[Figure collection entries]

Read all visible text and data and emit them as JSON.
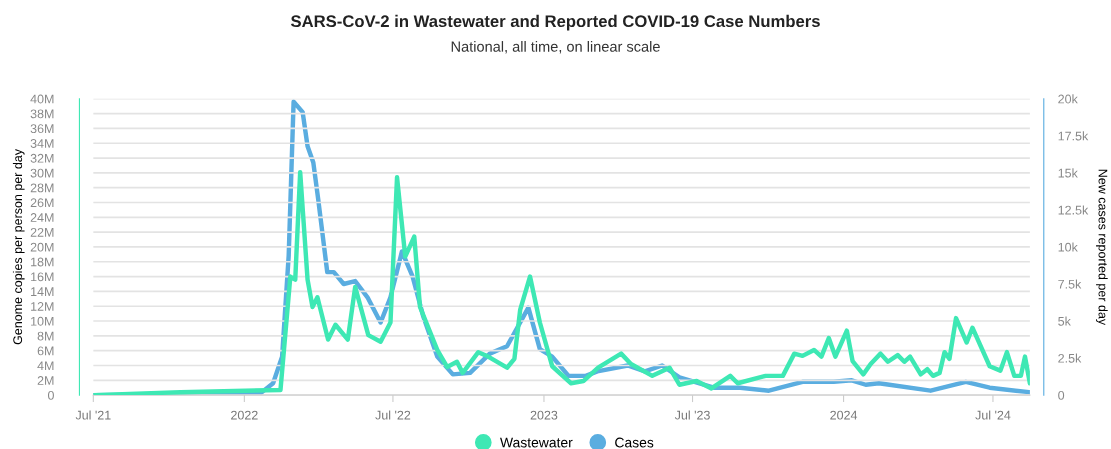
{
  "chart_data": {
    "type": "line",
    "title": "SARS-CoV-2 in Wastewater and Reported COVID-19 Case Numbers",
    "subtitle": "National, all time, on linear scale",
    "ylabel": "Genome copies per person per day",
    "y2label": "New cases reported per day",
    "xlim": [
      "2021-07-01",
      "2024-08-15"
    ],
    "xticks": [
      {
        "value": "2021-07-01",
        "label": "Jul '21"
      },
      {
        "value": "2022-01-01",
        "label": "2022"
      },
      {
        "value": "2022-07-01",
        "label": "Jul '22"
      },
      {
        "value": "2023-01-01",
        "label": "2023"
      },
      {
        "value": "2023-07-01",
        "label": "Jul '23"
      },
      {
        "value": "2024-01-01",
        "label": "2024"
      },
      {
        "value": "2024-07-01",
        "label": "Jul '24"
      }
    ],
    "ylim": [
      0,
      40000000
    ],
    "yticks": [
      0,
      {
        "value": 2000000,
        "label": "2M"
      },
      {
        "value": 4000000,
        "label": "4M"
      },
      {
        "value": 6000000,
        "label": "6M"
      },
      {
        "value": 8000000,
        "label": "8M"
      },
      {
        "value": 10000000,
        "label": "10M"
      },
      {
        "value": 12000000,
        "label": "12M"
      },
      {
        "value": 14000000,
        "label": "14M"
      },
      {
        "value": 16000000,
        "label": "16M"
      },
      {
        "value": 18000000,
        "label": "18M"
      },
      {
        "value": 20000000,
        "label": "20M"
      },
      {
        "value": 22000000,
        "label": "22M"
      },
      {
        "value": 24000000,
        "label": "24M"
      },
      {
        "value": 26000000,
        "label": "26M"
      },
      {
        "value": 28000000,
        "label": "28M"
      },
      {
        "value": 30000000,
        "label": "30M"
      },
      {
        "value": 32000000,
        "label": "32M"
      },
      {
        "value": 34000000,
        "label": "34M"
      },
      {
        "value": 36000000,
        "label": "36M"
      },
      {
        "value": 38000000,
        "label": "38M"
      },
      {
        "value": 40000000,
        "label": "40M"
      }
    ],
    "y2lim": [
      0,
      20000
    ],
    "y2ticks": [
      0,
      {
        "value": 2500,
        "label": "2.5k"
      },
      {
        "value": 5000,
        "label": "5k"
      },
      {
        "value": 7500,
        "label": "7.5k"
      },
      {
        "value": 10000,
        "label": "10k"
      },
      {
        "value": 12500,
        "label": "12.5k"
      },
      {
        "value": 15000,
        "label": "15k"
      },
      {
        "value": 17500,
        "label": "17.5k"
      },
      {
        "value": 20000,
        "label": "20k"
      }
    ],
    "grid": "y",
    "legend": "bottom",
    "marker": "none",
    "line_style": "solid",
    "series": [
      {
        "name": "Wastewater",
        "color": "#3ee8b4",
        "x": [
          "2021-07-01",
          "2021-10-15",
          "2022-02-14",
          "2022-02-26",
          "2022-03-04",
          "2022-03-10",
          "2022-03-19",
          "2022-03-25",
          "2022-03-31",
          "2022-04-13",
          "2022-04-22",
          "2022-05-07",
          "2022-05-16",
          "2022-06-01",
          "2022-06-16",
          "2022-06-28",
          "2022-07-06",
          "2022-07-16",
          "2022-07-27",
          "2022-08-03",
          "2022-08-24",
          "2022-09-05",
          "2022-09-17",
          "2022-09-24",
          "2022-10-13",
          "2022-10-25",
          "2022-11-17",
          "2022-11-26",
          "2022-12-03",
          "2022-12-15",
          "2022-12-27",
          "2023-01-11",
          "2023-02-03",
          "2023-02-18",
          "2023-03-08",
          "2023-04-05",
          "2023-04-17",
          "2023-05-13",
          "2023-06-03",
          "2023-06-15",
          "2023-07-06",
          "2023-07-24",
          "2023-08-16",
          "2023-08-25",
          "2023-09-28",
          "2023-10-19",
          "2023-11-02",
          "2023-11-12",
          "2023-11-26",
          "2023-12-05",
          "2023-12-14",
          "2023-12-22",
          "2024-01-05",
          "2024-01-12",
          "2024-01-25",
          "2024-02-03",
          "2024-02-15",
          "2024-02-24",
          "2024-03-07",
          "2024-03-15",
          "2024-03-22",
          "2024-04-04",
          "2024-04-12",
          "2024-04-19",
          "2024-04-27",
          "2024-05-03",
          "2024-05-09",
          "2024-05-17",
          "2024-05-30",
          "2024-06-06",
          "2024-06-27",
          "2024-07-10",
          "2024-07-18",
          "2024-07-27",
          "2024-08-04",
          "2024-08-09",
          "2024-08-15"
        ],
        "values": [
          0,
          400000,
          700000,
          16000000,
          15600000,
          30100000,
          15600000,
          11900000,
          13200000,
          7500000,
          9500000,
          7500000,
          14600000,
          8100000,
          7200000,
          9800000,
          29400000,
          18700000,
          21400000,
          11900000,
          6100000,
          3800000,
          4500000,
          3000000,
          5800000,
          5200000,
          3700000,
          4900000,
          11500000,
          16000000,
          9800000,
          3900000,
          1600000,
          1900000,
          3700000,
          5600000,
          4200000,
          2600000,
          3700000,
          1400000,
          1900000,
          900000,
          2600000,
          1600000,
          2600000,
          2600000,
          5600000,
          5300000,
          6100000,
          5200000,
          7700000,
          5200000,
          8700000,
          4600000,
          2800000,
          4200000,
          5600000,
          4500000,
          5400000,
          4500000,
          5200000,
          2800000,
          3500000,
          2600000,
          3000000,
          5800000,
          4900000,
          10400000,
          7100000,
          9100000,
          3900000,
          3300000,
          5800000,
          2600000,
          2600000,
          5200000,
          1600000
        ]
      },
      {
        "name": "Cases",
        "color": "#5aade0",
        "axis": "y2",
        "x": [
          "2021-07-01",
          "2022-01-20",
          "2022-02-05",
          "2022-02-16",
          "2022-02-24",
          "2022-03-02",
          "2022-03-13",
          "2022-03-19",
          "2022-03-26",
          "2022-04-01",
          "2022-04-12",
          "2022-04-20",
          "2022-05-02",
          "2022-05-16",
          "2022-05-31",
          "2022-06-16",
          "2022-06-28",
          "2022-07-12",
          "2022-07-25",
          "2022-08-07",
          "2022-08-24",
          "2022-09-12",
          "2022-10-03",
          "2022-10-27",
          "2022-11-17",
          "2022-12-13",
          "2022-12-27",
          "2023-01-11",
          "2023-01-31",
          "2023-02-21",
          "2023-03-07",
          "2023-04-13",
          "2023-05-04",
          "2023-05-25",
          "2023-06-15",
          "2023-07-27",
          "2023-08-28",
          "2023-10-02",
          "2023-11-12",
          "2023-12-20",
          "2024-01-11",
          "2024-01-28",
          "2024-02-13",
          "2024-04-16",
          "2024-05-29",
          "2024-06-27",
          "2024-08-14"
        ],
        "values": [
          0,
          100,
          800,
          2600,
          9400,
          19800,
          19100,
          16800,
          15700,
          13200,
          8300,
          8300,
          7500,
          7700,
          6600,
          4900,
          6600,
          9700,
          8000,
          5300,
          2600,
          1400,
          1500,
          2800,
          3300,
          5900,
          3100,
          2600,
          1300,
          1300,
          1600,
          2000,
          1600,
          2000,
          1200,
          500,
          500,
          300,
          900,
          900,
          1000,
          700,
          800,
          300,
          900,
          500,
          200
        ]
      }
    ]
  }
}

> **Task statement**
Reproduce every line of the data above, exactly as it stands, but not the pictures.

> **Written solution**
Read all visible text and data and emit them as JSON.
{
  "chart_data": {
    "type": "line",
    "title": "SARS-CoV-2 in Wastewater and Reported COVID-19 Case Numbers",
    "subtitle": "National, all time, on linear scale",
    "ylabel": "Genome copies per person per day",
    "y2label": "New cases reported per day",
    "xlim": [
      "2021-07-01",
      "2024-08-15"
    ],
    "xticks": [
      {
        "value": "2021-07-01",
        "label": "Jul '21"
      },
      {
        "value": "2022-01-01",
        "label": "2022"
      },
      {
        "value": "2022-07-01",
        "label": "Jul '22"
      },
      {
        "value": "2023-01-01",
        "label": "2023"
      },
      {
        "value": "2023-07-01",
        "label": "Jul '23"
      },
      {
        "value": "2024-01-01",
        "label": "2024"
      },
      {
        "value": "2024-07-01",
        "label": "Jul '24"
      }
    ],
    "ylim": [
      0,
      40000000
    ],
    "yticks": [
      0,
      {
        "value": 2000000,
        "label": "2M"
      },
      {
        "value": 4000000,
        "label": "4M"
      },
      {
        "value": 6000000,
        "label": "6M"
      },
      {
        "value": 8000000,
        "label": "8M"
      },
      {
        "value": 10000000,
        "label": "10M"
      },
      {
        "value": 12000000,
        "label": "12M"
      },
      {
        "value": 14000000,
        "label": "14M"
      },
      {
        "value": 16000000,
        "label": "16M"
      },
      {
        "value": 18000000,
        "label": "18M"
      },
      {
        "value": 20000000,
        "label": "20M"
      },
      {
        "value": 22000000,
        "label": "22M"
      },
      {
        "value": 24000000,
        "label": "24M"
      },
      {
        "value": 26000000,
        "label": "26M"
      },
      {
        "value": 28000000,
        "label": "28M"
      },
      {
        "value": 30000000,
        "label": "30M"
      },
      {
        "value": 32000000,
        "label": "32M"
      },
      {
        "value": 34000000,
        "label": "34M"
      },
      {
        "value": 36000000,
        "label": "36M"
      },
      {
        "value": 38000000,
        "label": "38M"
      },
      {
        "value": 40000000,
        "label": "40M"
      }
    ],
    "y2lim": [
      0,
      20000
    ],
    "y2ticks": [
      0,
      {
        "value": 2500,
        "label": "2.5k"
      },
      {
        "value": 5000,
        "label": "5k"
      },
      {
        "value": 7500,
        "label": "7.5k"
      },
      {
        "value": 10000,
        "label": "10k"
      },
      {
        "value": 12500,
        "label": "12.5k"
      },
      {
        "value": 15000,
        "label": "15k"
      },
      {
        "value": 17500,
        "label": "17.5k"
      },
      {
        "value": 20000,
        "label": "20k"
      }
    ],
    "grid": "y",
    "legend": "bottom",
    "marker": "none",
    "line_style": "solid",
    "series": [
      {
        "name": "Wastewater",
        "color": "#3ee8b4",
        "x": [
          "2021-07-01",
          "2021-10-15",
          "2022-02-14",
          "2022-02-26",
          "2022-03-04",
          "2022-03-10",
          "2022-03-19",
          "2022-03-25",
          "2022-03-31",
          "2022-04-13",
          "2022-04-22",
          "2022-05-07",
          "2022-05-16",
          "2022-06-01",
          "2022-06-16",
          "2022-06-28",
          "2022-07-06",
          "2022-07-16",
          "2022-07-27",
          "2022-08-03",
          "2022-08-24",
          "2022-09-05",
          "2022-09-17",
          "2022-09-24",
          "2022-10-13",
          "2022-10-25",
          "2022-11-17",
          "2022-11-26",
          "2022-12-03",
          "2022-12-15",
          "2022-12-27",
          "2023-01-11",
          "2023-02-03",
          "2023-02-18",
          "2023-03-08",
          "2023-04-05",
          "2023-04-17",
          "2023-05-13",
          "2023-06-03",
          "2023-06-15",
          "2023-07-06",
          "2023-07-24",
          "2023-08-16",
          "2023-08-25",
          "2023-09-28",
          "2023-10-19",
          "2023-11-02",
          "2023-11-12",
          "2023-11-26",
          "2023-12-05",
          "2023-12-14",
          "2023-12-22",
          "2024-01-05",
          "2024-01-12",
          "2024-01-25",
          "2024-02-03",
          "2024-02-15",
          "2024-02-24",
          "2024-03-07",
          "2024-03-15",
          "2024-03-22",
          "2024-04-04",
          "2024-04-12",
          "2024-04-19",
          "2024-04-27",
          "2024-05-03",
          "2024-05-09",
          "2024-05-17",
          "2024-05-30",
          "2024-06-06",
          "2024-06-27",
          "2024-07-10",
          "2024-07-18",
          "2024-07-27",
          "2024-08-04",
          "2024-08-09",
          "2024-08-15"
        ],
        "values": [
          0,
          400000,
          700000,
          16000000,
          15600000,
          30100000,
          15600000,
          11900000,
          13200000,
          7500000,
          9500000,
          7500000,
          14600000,
          8100000,
          7200000,
          9800000,
          29400000,
          18700000,
          21400000,
          11900000,
          6100000,
          3800000,
          4500000,
          3000000,
          5800000,
          5200000,
          3700000,
          4900000,
          11500000,
          16000000,
          9800000,
          3900000,
          1600000,
          1900000,
          3700000,
          5600000,
          4200000,
          2600000,
          3700000,
          1400000,
          1900000,
          900000,
          2600000,
          1600000,
          2600000,
          2600000,
          5600000,
          5300000,
          6100000,
          5200000,
          7700000,
          5200000,
          8700000,
          4600000,
          2800000,
          4200000,
          5600000,
          4500000,
          5400000,
          4500000,
          5200000,
          2800000,
          3500000,
          2600000,
          3000000,
          5800000,
          4900000,
          10400000,
          7100000,
          9100000,
          3900000,
          3300000,
          5800000,
          2600000,
          2600000,
          5200000,
          1600000
        ]
      },
      {
        "name": "Cases",
        "color": "#5aade0",
        "axis": "y2",
        "x": [
          "2021-07-01",
          "2022-01-20",
          "2022-02-05",
          "2022-02-16",
          "2022-02-24",
          "2022-03-02",
          "2022-03-13",
          "2022-03-19",
          "2022-03-26",
          "2022-04-01",
          "2022-04-12",
          "2022-04-20",
          "2022-05-02",
          "2022-05-16",
          "2022-05-31",
          "2022-06-16",
          "2022-06-28",
          "2022-07-12",
          "2022-07-25",
          "2022-08-07",
          "2022-08-24",
          "2022-09-12",
          "2022-10-03",
          "2022-10-27",
          "2022-11-17",
          "2022-12-13",
          "2022-12-27",
          "2023-01-11",
          "2023-01-31",
          "2023-02-21",
          "2023-03-07",
          "2023-04-13",
          "2023-05-04",
          "2023-05-25",
          "2023-06-15",
          "2023-07-27",
          "2023-08-28",
          "2023-10-02",
          "2023-11-12",
          "2023-12-20",
          "2024-01-11",
          "2024-01-28",
          "2024-02-13",
          "2024-04-16",
          "2024-05-29",
          "2024-06-27",
          "2024-08-14"
        ],
        "values": [
          0,
          100,
          800,
          2600,
          9400,
          19800,
          19100,
          16800,
          15700,
          13200,
          8300,
          8300,
          7500,
          7700,
          6600,
          4900,
          6600,
          9700,
          8000,
          5300,
          2600,
          1400,
          1500,
          2800,
          3300,
          5900,
          3100,
          2600,
          1300,
          1300,
          1600,
          2000,
          1600,
          2000,
          1200,
          500,
          500,
          300,
          900,
          900,
          1000,
          700,
          800,
          300,
          900,
          500,
          200
        ]
      }
    ]
  }
}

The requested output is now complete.